*To be done*
Work out the number of lines containing "following". Answer with nothing but that number.

*Exercise inputs*
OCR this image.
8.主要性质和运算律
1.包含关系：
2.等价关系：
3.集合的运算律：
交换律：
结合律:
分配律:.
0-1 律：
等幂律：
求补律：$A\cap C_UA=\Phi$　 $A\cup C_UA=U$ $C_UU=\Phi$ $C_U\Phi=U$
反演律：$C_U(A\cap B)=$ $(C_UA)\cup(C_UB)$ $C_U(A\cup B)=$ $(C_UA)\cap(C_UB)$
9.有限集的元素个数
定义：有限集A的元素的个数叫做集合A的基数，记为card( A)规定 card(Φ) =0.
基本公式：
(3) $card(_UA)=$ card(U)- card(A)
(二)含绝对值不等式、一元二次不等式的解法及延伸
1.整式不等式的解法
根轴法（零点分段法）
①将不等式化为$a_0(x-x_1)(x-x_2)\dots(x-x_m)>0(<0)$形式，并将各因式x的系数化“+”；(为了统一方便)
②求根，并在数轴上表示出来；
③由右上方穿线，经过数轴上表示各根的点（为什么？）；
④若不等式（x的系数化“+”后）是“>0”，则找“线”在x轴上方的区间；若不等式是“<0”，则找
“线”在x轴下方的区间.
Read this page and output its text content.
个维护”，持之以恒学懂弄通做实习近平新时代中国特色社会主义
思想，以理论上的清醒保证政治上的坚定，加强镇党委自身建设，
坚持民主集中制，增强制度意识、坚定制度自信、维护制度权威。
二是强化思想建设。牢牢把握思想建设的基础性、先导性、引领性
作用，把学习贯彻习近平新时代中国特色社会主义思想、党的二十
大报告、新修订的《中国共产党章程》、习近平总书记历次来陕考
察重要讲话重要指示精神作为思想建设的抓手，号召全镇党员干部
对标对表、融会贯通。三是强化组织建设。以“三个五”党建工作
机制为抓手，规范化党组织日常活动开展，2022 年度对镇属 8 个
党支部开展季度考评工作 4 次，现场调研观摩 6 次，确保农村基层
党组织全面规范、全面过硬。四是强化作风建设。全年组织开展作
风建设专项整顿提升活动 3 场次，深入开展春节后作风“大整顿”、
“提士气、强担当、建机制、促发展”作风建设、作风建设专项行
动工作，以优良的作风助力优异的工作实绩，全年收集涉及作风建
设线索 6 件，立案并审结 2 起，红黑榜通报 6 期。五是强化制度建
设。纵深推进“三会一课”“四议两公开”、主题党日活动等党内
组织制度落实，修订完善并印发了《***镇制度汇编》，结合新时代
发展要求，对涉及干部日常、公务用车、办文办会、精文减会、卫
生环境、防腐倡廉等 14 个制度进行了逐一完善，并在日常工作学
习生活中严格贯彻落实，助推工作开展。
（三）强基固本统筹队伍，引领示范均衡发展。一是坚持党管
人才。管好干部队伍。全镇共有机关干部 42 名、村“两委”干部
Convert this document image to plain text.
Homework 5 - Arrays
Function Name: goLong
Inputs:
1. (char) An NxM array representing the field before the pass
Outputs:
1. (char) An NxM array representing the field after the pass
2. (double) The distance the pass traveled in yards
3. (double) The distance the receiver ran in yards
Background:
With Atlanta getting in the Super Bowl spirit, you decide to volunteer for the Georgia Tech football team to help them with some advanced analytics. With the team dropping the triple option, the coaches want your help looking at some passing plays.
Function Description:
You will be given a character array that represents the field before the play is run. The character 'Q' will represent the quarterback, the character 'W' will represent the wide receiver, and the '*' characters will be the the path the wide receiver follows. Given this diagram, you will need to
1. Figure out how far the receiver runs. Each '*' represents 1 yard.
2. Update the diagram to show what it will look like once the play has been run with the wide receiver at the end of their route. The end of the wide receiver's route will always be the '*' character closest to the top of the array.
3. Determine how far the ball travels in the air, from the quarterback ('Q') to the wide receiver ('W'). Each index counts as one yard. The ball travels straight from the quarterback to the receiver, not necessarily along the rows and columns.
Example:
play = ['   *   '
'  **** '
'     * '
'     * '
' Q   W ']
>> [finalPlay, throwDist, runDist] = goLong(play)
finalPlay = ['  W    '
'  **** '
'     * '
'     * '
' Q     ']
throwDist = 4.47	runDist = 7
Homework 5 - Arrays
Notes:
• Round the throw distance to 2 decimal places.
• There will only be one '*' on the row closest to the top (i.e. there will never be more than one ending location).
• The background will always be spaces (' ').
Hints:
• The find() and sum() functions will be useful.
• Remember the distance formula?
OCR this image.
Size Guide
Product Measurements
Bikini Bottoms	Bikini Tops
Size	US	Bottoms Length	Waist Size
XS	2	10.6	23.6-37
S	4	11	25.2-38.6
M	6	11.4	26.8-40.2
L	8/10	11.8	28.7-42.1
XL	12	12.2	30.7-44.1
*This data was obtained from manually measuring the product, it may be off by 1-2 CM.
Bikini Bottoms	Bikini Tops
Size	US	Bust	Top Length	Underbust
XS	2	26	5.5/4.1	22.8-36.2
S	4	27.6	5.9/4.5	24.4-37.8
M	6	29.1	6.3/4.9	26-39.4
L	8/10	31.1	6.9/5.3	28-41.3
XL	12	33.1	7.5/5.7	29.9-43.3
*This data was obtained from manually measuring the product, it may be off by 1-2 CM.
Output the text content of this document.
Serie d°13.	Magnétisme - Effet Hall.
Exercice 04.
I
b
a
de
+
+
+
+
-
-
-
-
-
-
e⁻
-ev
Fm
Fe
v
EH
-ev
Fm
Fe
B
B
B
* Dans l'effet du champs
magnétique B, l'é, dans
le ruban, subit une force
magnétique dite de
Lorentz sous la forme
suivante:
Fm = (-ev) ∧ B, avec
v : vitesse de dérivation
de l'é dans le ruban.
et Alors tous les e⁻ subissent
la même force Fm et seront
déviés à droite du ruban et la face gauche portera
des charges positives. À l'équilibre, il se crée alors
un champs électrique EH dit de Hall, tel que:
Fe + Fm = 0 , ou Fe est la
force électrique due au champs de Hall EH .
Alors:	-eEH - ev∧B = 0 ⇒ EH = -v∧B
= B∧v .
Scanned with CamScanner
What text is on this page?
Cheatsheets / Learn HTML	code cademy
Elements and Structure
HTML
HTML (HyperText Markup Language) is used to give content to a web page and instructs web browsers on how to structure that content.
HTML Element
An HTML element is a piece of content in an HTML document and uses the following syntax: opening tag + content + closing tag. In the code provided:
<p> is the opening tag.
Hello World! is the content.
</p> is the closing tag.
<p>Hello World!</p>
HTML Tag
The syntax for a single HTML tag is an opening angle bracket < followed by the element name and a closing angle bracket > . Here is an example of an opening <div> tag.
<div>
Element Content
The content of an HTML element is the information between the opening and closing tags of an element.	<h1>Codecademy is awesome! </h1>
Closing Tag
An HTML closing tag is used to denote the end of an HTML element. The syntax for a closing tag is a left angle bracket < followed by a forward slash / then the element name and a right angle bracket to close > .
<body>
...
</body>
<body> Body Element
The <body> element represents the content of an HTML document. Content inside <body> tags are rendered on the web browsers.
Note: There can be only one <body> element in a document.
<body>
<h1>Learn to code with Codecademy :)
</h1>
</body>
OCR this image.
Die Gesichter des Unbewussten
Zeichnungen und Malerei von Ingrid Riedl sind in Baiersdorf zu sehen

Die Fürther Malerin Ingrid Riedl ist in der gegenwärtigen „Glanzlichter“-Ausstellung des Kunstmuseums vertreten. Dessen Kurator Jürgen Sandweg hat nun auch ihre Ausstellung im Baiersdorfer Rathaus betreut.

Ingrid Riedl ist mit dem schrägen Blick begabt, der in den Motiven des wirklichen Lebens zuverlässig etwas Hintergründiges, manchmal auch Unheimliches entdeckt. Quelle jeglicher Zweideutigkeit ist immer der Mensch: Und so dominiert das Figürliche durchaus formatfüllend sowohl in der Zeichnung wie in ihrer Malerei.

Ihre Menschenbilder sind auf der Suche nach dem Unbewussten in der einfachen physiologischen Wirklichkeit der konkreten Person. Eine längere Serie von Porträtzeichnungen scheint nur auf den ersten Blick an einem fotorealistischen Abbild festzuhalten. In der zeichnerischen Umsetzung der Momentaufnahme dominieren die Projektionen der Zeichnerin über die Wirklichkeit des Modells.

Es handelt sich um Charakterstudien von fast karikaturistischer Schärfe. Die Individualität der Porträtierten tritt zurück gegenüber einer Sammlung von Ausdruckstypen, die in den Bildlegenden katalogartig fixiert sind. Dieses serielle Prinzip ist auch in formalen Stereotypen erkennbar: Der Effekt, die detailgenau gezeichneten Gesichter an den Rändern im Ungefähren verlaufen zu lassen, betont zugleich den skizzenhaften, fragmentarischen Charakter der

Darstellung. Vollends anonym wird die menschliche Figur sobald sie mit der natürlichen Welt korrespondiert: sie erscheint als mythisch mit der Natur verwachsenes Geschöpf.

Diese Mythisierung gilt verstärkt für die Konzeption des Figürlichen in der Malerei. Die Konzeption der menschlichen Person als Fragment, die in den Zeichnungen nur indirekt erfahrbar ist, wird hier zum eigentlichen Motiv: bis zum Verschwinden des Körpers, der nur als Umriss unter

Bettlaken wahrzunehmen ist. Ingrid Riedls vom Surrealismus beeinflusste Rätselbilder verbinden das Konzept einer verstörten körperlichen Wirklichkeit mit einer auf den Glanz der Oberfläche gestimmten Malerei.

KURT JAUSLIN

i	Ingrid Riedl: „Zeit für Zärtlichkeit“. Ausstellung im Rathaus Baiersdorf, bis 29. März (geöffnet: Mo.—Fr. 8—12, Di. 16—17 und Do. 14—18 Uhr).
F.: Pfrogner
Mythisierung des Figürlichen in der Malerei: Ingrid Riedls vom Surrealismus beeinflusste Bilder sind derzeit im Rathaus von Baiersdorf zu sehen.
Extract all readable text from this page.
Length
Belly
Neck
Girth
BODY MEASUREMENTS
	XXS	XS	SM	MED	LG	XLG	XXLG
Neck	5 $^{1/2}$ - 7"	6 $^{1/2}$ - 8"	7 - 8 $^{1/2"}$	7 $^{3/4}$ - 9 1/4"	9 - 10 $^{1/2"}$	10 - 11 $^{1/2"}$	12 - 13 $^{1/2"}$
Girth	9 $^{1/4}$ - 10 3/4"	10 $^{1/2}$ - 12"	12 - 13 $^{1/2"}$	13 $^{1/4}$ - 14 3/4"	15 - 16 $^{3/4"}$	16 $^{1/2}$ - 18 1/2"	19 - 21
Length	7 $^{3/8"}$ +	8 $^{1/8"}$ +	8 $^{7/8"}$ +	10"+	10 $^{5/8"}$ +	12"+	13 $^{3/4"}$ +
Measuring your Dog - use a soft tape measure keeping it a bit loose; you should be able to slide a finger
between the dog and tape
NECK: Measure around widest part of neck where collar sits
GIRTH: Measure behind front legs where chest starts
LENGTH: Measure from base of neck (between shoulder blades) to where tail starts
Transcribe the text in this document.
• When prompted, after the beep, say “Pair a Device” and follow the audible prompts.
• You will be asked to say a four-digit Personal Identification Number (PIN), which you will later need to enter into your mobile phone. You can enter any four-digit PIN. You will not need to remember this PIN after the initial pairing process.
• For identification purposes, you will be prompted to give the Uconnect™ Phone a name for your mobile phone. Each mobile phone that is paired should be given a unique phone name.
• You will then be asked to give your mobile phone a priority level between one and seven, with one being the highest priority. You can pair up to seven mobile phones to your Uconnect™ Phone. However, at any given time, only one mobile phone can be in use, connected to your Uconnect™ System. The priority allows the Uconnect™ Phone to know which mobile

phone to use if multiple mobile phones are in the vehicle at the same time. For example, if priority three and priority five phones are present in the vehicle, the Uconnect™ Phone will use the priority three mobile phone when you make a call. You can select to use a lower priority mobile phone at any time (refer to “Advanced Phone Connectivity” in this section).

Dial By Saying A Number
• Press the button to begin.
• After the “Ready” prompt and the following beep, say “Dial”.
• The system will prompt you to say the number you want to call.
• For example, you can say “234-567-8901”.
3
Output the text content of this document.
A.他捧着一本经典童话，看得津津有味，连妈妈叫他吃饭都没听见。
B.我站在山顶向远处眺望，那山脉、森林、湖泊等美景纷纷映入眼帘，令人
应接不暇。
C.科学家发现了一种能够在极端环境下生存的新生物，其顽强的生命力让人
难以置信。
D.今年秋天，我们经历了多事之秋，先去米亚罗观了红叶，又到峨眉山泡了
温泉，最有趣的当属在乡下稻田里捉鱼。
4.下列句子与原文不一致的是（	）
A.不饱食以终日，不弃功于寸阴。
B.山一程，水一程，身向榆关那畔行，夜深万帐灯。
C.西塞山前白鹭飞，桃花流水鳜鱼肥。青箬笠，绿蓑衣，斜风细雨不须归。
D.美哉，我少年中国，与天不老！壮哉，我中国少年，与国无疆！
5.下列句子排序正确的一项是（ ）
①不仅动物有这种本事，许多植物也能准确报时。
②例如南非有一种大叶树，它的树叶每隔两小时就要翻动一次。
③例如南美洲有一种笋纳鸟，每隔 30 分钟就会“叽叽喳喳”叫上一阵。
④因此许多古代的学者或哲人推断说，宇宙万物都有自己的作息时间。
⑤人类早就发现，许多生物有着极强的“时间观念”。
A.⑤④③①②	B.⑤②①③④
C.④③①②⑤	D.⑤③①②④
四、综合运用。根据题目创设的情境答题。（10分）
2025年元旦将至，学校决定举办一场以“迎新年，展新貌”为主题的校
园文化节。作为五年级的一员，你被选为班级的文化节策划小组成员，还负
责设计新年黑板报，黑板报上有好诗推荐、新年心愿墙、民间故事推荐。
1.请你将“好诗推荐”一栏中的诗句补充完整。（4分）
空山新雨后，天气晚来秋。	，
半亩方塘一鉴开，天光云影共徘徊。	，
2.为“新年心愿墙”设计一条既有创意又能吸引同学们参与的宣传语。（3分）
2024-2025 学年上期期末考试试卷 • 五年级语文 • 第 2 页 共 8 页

*Expected answer*
2